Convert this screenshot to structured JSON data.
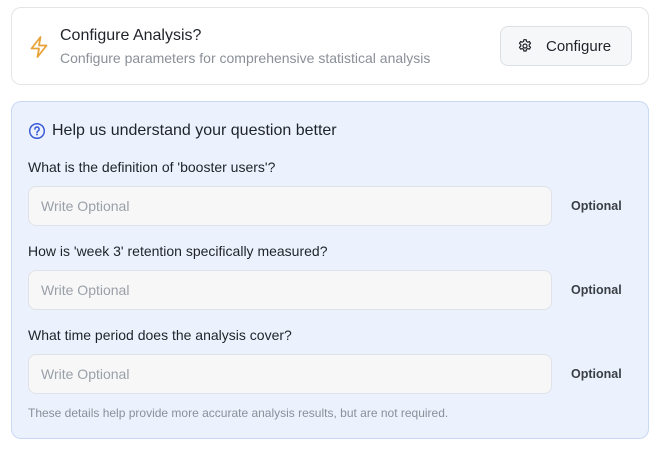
{
  "config": {
    "title": "Configure Analysis?",
    "subtitle": "Configure parameters for comprehensive statistical analysis",
    "button_label": "Configure",
    "icon": "lightning-bolt-icon",
    "button_icon": "gear-icon",
    "accent_color": "#e8a23a"
  },
  "help": {
    "title": "Help us understand your question better",
    "icon": "question-circle-icon",
    "accent_color": "#3b5bd9",
    "questions": [
      {
        "label": "What is the definition of 'booster users'?",
        "placeholder": "Write Optional",
        "value": "",
        "tag": "Optional"
      },
      {
        "label": "How is 'week 3' retention specifically measured?",
        "placeholder": "Write Optional",
        "value": "",
        "tag": "Optional"
      },
      {
        "label": "What time period does the analysis cover?",
        "placeholder": "Write Optional",
        "value": "",
        "tag": "Optional"
      }
    ],
    "footnote": "These details help provide more accurate analysis results, but are not required."
  }
}
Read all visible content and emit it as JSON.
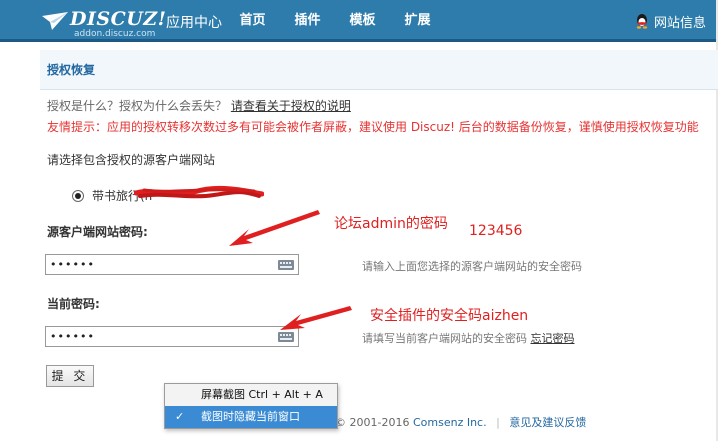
{
  "header": {
    "logo_text": "DISCUZ!",
    "logo_cn": "应用中心",
    "logo_sub": "addon.discuz.com",
    "nav": [
      "首页",
      "插件",
      "模板",
      "扩展"
    ],
    "site_info": "网站信息"
  },
  "section": {
    "title": "授权恢复",
    "tip_question": "授权是什么？授权为什么会丢失？",
    "tip_link": "请查看关于授权的说明",
    "tip_warning": "友情提示：应用的授权转移次数过多有可能会被作者屏蔽，建议使用 Discuz! 后台的数据备份恢复，谨慎使用授权恢复功能",
    "choose_label": "请选择包含授权的源客户端网站",
    "radio_label": "带书旅行(h",
    "source_pw_label": "源客户端网站密码:",
    "source_pw_value": "••••••",
    "source_pw_hint": "请输入上面您选择的源客户端网站的安全密码",
    "current_pw_label": "当前密码:",
    "current_pw_value": "••••••",
    "current_pw_hint": "请填写当前客户端网站的安全密码",
    "forgot_link": "忘记密码",
    "submit_label": "提 交"
  },
  "annotations": {
    "note1": "论坛admin的密码",
    "note1_value": "123456",
    "note2": "安全插件的安全码aizhen"
  },
  "context_menu": {
    "items": [
      {
        "label": "屏幕截图 Ctrl + Alt + A",
        "active": false,
        "checked": false
      },
      {
        "label": "截图时隐藏当前窗口",
        "active": true,
        "checked": true
      }
    ],
    "check_mark": "✓"
  },
  "footer": {
    "copyright": "© 2001-2016",
    "brand": "Comsenz Inc.",
    "separator": "|",
    "feedback": "意见及建议反馈"
  },
  "colors": {
    "header_bg": "#2e7cab",
    "link_blue": "#2468a2",
    "warning_red": "#e63333",
    "annotation_red": "#e02020",
    "menu_highlight": "#3b8bd4"
  }
}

────

# WHAT IS ASKED
Pick out every line of the listing containing the word "JSON", and show those lines.

# CORRECT RESPONSE
Convert this screenshot to structured JSON data.
Read all visible content and emit it as JSON.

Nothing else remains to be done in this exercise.